• [Directive 1]:
Answer these questions about the saddle discussion:
(a) What seat size did the rider who weighs about 220 choose?
(b) According to smrobs, what does a Wade lack that an association tree has?
(c) Why does DraftyAiresMum say Aires doesn't really buck?
• [Directive 2]:
Write the next part of the saddle discussion, starting after its last post.

• [Document]:
§ §
If you don't like bucking rolls but would still like a little extra security, then the swells on the association will be there for you in an emergency. I never felt like I missed the swells on any A-fork saddle until Zane, so if Aires is pretty bomb-proof, you can probably go with whatever style you like the look of better. Wades will give you more leg room.

I ADORE the high cantle on my Corriente Wade.  And like others have said, for whatever reason, I find hard seat saddles more comfortable than any padded seat I've ever ridden in.

I think it puts your legs directly under you pretty good too, at least I feel that way. It definitely doesn't give me a chair seat. But I can't compare it to a dressage saddle because I've never ridden in one.

I weight about 220 and picked a 17" seat and with bucking rolls, it's about perfect. Without bucking rolls, I would probably prefer a 16" seat. Even though they have a high cantle, the seat still feels pretty roomy. 

PS. Thanks DraftyAiresMum for the "bit advice" in my post several days ago. It turned into a fiasco when I ordered from Horse.com, and now I have Zane in a different bit completely, so hopefully I will have time to update that here sometime soon.


----------



## smrobs

It's so funny that a hard seat can be that much more comfortable than a padded seat (though they can pad the seat of a wade or association too :wink, but they are.

So much agony in this, with it's padded seat
Don't mind the icky look of both saddles, I was cleaning them up after a barn fire...


And this is pure heaven


----------



## anndankev

MiniMom, 
yes you are right about the pic, I think in an earlier post there is a pic of a TexTan and I was confused.

Sorry to have confused you, too.

------------------------------------------------------------
Hope one day to ride in an association tree as have heard so many talking about the comfort. 

What is the fit and rider position difference in sitting on an association tree as opposed to a wade ??


----------



## smrobs

I think the 2 are very similar in general seat shape and comfort, it's just that the Wade has no swells.

Though I've never sat in a Wade so I'm not 100% sure.


----------



## DraftyAiresMum

Aires is pretty well bomb-proof. He's only ever "bucked" with me once and it wasn't anything super crazy. He's too lazy to actually buck. :lol: So, I think I'd be okay without the bucking rolls and roughout. 

This is my barrel saddle:


----------



## DraftyAiresMum

Just for my own comparison, my barrel saddle and the three Corrientes that I'm interested in.



CSW 404


CSA 330


CSA 333


----------



## trailhorserider

smrobs said:


> I think the 2 are very similar in general seat shape and comfort, it's just that the Wade has no swells.
> 
> Though I've never sat in a Wade so I'm not 100% sure.


Just eyeballing it, the seats and cantles in the Corriente Wades and Associations look the same to me. The only really difference I see is the swells.
§ §
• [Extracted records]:
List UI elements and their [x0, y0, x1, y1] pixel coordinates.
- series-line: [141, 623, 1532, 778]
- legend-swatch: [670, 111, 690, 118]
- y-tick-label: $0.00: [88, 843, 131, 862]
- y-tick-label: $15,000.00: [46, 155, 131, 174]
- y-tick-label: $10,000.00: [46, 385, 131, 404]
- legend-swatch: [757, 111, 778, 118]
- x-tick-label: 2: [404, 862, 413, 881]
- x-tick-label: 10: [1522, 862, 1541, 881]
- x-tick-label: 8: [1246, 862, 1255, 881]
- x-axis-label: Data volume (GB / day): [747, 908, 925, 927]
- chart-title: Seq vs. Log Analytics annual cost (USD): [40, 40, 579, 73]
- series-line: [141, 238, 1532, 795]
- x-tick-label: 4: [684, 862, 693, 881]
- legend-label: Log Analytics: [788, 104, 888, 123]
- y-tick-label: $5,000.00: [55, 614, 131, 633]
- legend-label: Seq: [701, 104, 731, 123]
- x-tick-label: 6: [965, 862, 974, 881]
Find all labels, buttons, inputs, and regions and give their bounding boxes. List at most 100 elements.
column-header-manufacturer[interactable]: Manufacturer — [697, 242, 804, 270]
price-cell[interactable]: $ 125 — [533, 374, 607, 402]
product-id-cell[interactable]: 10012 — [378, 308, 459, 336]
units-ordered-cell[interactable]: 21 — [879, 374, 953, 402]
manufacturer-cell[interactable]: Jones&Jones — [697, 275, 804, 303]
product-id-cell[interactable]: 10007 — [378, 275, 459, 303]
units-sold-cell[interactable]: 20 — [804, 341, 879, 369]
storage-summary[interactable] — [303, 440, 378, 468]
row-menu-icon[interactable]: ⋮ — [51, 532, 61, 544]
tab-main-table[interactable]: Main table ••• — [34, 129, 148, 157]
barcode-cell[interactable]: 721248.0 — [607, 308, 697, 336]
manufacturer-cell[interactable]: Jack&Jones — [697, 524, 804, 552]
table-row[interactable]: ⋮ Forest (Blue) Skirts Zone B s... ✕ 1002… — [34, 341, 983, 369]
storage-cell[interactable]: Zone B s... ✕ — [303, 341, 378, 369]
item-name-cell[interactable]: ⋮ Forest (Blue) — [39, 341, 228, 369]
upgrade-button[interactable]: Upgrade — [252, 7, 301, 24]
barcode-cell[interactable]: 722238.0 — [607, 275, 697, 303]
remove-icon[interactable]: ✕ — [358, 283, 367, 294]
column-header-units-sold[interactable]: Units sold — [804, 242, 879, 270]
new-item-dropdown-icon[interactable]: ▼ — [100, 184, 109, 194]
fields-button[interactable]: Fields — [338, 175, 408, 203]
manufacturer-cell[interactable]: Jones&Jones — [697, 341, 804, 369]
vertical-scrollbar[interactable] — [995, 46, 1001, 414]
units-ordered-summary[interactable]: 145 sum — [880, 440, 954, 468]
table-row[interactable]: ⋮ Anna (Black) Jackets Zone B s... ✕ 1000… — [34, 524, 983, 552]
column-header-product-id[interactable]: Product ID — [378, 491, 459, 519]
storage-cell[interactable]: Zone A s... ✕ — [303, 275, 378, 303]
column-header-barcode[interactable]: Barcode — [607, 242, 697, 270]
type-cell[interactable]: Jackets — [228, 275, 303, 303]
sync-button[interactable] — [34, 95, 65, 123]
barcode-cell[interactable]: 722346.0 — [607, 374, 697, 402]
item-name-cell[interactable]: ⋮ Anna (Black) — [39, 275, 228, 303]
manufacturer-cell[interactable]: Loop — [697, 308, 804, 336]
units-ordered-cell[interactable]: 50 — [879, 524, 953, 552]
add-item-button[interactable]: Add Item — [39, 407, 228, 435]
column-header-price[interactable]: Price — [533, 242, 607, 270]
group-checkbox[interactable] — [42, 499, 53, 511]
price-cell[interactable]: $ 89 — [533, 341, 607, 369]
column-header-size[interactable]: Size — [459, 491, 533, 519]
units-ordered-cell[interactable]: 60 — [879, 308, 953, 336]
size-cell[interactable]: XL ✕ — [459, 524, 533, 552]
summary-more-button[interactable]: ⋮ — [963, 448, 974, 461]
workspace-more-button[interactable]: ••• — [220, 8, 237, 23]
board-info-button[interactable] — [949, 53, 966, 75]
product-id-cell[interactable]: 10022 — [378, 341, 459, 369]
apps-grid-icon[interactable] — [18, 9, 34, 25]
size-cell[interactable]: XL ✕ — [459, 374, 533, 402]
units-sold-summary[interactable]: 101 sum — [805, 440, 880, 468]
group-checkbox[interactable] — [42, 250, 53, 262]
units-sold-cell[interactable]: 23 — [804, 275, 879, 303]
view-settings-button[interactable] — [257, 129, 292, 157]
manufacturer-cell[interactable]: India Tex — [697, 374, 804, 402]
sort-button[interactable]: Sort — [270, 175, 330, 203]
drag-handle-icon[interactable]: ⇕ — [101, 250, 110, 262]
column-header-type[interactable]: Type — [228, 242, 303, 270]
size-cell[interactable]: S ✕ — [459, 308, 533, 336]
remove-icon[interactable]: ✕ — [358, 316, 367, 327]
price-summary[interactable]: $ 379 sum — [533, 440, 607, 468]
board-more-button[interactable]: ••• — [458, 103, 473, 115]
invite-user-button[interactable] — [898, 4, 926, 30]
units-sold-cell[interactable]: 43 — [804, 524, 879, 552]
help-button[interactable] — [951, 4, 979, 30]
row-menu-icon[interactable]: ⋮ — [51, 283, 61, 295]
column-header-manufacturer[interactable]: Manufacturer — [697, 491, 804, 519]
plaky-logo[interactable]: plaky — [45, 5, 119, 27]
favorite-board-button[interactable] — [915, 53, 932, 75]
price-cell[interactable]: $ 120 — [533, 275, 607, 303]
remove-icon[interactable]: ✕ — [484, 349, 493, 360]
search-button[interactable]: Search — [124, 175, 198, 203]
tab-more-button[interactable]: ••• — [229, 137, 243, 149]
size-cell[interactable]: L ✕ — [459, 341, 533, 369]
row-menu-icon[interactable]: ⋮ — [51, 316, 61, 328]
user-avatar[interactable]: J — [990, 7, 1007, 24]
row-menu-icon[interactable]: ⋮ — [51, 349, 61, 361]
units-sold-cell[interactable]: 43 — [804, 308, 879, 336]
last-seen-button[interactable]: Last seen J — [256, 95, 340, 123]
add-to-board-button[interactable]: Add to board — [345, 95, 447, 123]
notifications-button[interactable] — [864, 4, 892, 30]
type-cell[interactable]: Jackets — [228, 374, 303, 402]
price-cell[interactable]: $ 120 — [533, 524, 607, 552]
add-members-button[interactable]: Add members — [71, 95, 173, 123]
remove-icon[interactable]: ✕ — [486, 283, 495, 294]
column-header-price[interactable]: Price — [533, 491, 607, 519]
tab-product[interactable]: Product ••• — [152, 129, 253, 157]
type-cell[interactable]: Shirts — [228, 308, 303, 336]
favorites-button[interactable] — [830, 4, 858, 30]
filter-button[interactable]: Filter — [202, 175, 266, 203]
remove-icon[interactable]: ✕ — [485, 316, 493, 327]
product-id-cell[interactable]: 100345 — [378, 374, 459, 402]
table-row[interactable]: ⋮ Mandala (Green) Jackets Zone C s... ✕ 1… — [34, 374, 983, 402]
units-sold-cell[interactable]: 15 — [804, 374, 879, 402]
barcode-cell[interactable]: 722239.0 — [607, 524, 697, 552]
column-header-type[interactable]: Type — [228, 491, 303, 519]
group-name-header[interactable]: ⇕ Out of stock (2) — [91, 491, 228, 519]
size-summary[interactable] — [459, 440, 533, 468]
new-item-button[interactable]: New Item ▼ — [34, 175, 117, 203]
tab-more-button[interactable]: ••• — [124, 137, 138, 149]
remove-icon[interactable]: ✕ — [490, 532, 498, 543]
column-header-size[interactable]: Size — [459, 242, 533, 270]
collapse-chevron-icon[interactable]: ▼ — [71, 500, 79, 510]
§ §
• [Expected output 1]:
(a) A 17" seat.
(b) Swells.
(c) He's too lazy to actually buck.

• [Expected output 2]:
I just love my Wade! But I wouldn't be afraid to purchase an Association if one came my way because they are nearly the same. There is a gentle scoop to the seat on both of those. Some of those ropers (like the one you posted above Smrobs) have kind of a straight seat, like sitting on a fence rail. 

And the Corriente trail saddle looks like it would be like riding a camel. What on earth happened here? Their Wades and Associations are so nice so what happened to the seat in this one? I guess the camel hump pins you against the cantle? My, um, girl parts would be complaining. :shock:

https://corrientesaddleco.com/TRAIL.html

I don't know why ALL western saddles don't have a seat shape like the ranch saddles. Some saddles, I swear, I don't know who designed them or who is comfortable riding in them but it's certainly not me. :shock:


----------



## trailhorserider

DraftyAiresMum said:


> Just for my own comparison, my barrel saddle and the three Corrientes that I'm interested in.


I don't think you can go wrong with any of those. They are lovely and have a good seat (for me anyway). Once I discovered these type of ranch saddles I can't go back to regular ropers or barrel racers or endurance saddles or anything. 

Now I have an eye for what kind of saddle seats I like. 

PS. The bucking rolls aren't just for bucking, they save my butt all the time on a "spook n' spin." :lol: They've literally kept me from coming out of the saddle I don't know how many times.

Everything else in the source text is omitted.